Given problem ▸ Select and reproduce each line of the listing below that bears the string "distância".

-- Start Task inputs --

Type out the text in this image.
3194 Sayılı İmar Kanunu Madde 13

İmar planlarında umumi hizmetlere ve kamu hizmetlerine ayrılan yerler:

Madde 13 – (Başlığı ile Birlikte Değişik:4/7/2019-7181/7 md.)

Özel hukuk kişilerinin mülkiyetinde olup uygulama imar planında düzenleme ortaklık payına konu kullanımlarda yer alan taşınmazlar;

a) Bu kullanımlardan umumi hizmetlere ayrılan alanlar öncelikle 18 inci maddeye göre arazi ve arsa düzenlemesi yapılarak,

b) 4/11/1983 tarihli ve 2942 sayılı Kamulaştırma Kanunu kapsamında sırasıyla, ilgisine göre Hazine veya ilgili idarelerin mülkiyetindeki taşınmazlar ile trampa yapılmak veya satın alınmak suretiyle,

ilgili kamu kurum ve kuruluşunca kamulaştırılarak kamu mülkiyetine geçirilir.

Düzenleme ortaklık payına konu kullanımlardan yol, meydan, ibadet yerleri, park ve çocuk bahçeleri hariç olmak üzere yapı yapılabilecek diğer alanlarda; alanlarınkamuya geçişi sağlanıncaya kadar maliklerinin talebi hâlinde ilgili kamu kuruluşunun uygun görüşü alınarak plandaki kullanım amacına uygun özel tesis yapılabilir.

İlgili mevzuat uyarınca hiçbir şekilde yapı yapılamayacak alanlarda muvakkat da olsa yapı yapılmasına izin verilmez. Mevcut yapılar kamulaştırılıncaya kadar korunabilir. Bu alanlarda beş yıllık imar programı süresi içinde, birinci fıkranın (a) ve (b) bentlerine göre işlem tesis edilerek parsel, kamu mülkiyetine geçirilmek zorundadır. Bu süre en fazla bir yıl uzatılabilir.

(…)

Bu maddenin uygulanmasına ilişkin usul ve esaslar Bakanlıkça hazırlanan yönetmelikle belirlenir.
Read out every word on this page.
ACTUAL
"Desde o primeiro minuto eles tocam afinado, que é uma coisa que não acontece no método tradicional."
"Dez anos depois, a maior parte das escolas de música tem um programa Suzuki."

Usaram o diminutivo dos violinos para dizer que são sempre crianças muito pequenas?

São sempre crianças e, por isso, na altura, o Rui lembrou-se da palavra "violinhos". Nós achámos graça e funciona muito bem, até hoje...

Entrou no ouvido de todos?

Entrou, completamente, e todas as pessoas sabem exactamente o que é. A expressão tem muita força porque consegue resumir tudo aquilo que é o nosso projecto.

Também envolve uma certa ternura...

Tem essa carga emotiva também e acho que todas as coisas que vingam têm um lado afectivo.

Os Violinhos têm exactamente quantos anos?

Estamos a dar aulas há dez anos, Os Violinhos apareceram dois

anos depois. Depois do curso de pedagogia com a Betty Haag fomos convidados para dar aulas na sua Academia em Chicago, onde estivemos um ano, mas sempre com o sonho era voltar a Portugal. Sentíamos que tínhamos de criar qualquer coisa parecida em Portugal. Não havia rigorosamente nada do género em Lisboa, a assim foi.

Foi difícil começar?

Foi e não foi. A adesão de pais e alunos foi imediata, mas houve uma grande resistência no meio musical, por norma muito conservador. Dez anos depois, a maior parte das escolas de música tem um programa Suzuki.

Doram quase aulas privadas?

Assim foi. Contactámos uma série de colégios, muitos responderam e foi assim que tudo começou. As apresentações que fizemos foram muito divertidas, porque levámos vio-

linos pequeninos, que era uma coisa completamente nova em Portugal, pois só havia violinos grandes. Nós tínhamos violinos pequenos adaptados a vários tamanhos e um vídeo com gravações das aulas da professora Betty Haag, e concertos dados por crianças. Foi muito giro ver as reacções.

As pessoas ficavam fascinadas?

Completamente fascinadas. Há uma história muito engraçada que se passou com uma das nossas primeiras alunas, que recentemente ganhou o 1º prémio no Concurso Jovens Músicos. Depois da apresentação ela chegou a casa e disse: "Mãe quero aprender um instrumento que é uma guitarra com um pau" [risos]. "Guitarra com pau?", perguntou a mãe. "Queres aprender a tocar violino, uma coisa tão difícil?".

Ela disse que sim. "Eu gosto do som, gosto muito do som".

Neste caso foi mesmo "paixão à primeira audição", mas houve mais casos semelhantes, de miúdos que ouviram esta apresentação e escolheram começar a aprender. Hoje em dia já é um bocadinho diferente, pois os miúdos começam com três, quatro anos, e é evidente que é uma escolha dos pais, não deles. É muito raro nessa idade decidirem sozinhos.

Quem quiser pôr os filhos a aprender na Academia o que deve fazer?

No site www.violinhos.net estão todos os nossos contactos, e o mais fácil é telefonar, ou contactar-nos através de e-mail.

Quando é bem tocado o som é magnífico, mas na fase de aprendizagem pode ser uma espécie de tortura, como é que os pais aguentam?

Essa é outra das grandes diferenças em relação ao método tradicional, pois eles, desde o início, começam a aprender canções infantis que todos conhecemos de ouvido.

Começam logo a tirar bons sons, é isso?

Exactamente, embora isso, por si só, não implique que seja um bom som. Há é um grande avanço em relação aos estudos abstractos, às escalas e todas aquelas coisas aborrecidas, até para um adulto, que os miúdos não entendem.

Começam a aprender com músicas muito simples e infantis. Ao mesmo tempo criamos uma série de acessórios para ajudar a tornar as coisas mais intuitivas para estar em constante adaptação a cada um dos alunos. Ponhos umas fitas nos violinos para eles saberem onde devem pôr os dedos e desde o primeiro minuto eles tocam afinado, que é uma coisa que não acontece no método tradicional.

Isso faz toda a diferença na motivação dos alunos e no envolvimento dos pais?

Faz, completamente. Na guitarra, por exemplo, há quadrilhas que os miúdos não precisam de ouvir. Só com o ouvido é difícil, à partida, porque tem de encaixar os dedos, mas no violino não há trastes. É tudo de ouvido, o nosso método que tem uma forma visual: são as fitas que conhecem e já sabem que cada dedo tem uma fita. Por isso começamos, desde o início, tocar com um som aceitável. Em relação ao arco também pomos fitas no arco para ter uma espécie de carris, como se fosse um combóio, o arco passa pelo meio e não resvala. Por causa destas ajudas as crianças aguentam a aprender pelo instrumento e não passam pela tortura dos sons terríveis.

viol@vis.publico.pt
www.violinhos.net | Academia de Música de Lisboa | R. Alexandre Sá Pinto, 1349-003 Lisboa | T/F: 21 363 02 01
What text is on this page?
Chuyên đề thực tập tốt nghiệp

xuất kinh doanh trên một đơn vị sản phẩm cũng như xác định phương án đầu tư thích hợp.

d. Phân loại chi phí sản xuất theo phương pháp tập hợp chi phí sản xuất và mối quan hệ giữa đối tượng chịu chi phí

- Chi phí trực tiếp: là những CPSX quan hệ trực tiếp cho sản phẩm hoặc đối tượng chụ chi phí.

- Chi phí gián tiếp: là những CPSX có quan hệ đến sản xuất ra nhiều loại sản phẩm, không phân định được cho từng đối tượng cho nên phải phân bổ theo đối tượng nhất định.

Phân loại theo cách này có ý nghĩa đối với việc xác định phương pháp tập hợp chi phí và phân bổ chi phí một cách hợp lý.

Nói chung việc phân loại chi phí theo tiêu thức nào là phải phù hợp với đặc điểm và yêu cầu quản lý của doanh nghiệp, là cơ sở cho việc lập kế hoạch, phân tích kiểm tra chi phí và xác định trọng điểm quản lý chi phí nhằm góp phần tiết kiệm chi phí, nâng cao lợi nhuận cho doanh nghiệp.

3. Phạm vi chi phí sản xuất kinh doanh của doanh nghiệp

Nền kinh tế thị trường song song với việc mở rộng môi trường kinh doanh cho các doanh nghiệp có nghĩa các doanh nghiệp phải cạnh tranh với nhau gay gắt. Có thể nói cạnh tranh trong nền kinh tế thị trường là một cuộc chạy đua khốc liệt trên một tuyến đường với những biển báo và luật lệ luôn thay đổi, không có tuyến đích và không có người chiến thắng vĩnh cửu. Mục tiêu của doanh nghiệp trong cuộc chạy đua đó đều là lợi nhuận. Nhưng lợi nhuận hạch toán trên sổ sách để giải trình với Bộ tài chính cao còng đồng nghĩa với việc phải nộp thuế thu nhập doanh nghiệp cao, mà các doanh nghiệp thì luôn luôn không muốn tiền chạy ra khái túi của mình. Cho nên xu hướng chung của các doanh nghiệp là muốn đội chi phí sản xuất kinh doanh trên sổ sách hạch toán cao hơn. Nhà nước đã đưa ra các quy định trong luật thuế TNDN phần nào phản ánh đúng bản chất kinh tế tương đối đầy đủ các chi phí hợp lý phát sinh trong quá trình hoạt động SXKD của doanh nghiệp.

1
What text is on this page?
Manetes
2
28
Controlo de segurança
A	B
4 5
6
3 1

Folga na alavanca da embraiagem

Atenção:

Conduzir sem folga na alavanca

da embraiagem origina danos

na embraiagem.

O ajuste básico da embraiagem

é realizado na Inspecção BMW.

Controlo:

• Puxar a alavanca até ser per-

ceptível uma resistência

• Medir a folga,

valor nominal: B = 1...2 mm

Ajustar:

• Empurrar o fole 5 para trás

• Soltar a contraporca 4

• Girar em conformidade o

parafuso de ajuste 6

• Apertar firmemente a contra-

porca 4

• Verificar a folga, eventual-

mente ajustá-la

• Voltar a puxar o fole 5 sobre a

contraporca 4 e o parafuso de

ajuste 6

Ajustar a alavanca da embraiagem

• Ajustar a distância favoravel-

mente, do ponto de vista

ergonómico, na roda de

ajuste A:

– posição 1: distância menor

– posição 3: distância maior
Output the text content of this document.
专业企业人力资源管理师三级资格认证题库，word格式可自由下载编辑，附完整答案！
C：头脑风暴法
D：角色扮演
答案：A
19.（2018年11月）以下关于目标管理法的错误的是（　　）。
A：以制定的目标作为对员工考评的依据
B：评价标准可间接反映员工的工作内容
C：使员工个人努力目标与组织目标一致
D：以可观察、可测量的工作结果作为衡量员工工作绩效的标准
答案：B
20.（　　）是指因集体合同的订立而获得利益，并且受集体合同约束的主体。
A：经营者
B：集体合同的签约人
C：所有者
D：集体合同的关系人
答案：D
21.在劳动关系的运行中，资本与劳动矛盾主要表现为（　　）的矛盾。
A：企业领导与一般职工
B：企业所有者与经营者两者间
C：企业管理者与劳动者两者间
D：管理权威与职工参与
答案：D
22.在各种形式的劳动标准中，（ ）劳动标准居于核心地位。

-- End Task inputs --

Problem solution ▸
• Ajustar a distância favoravel-
– posição 1: distância menor
– posição 3: distância maior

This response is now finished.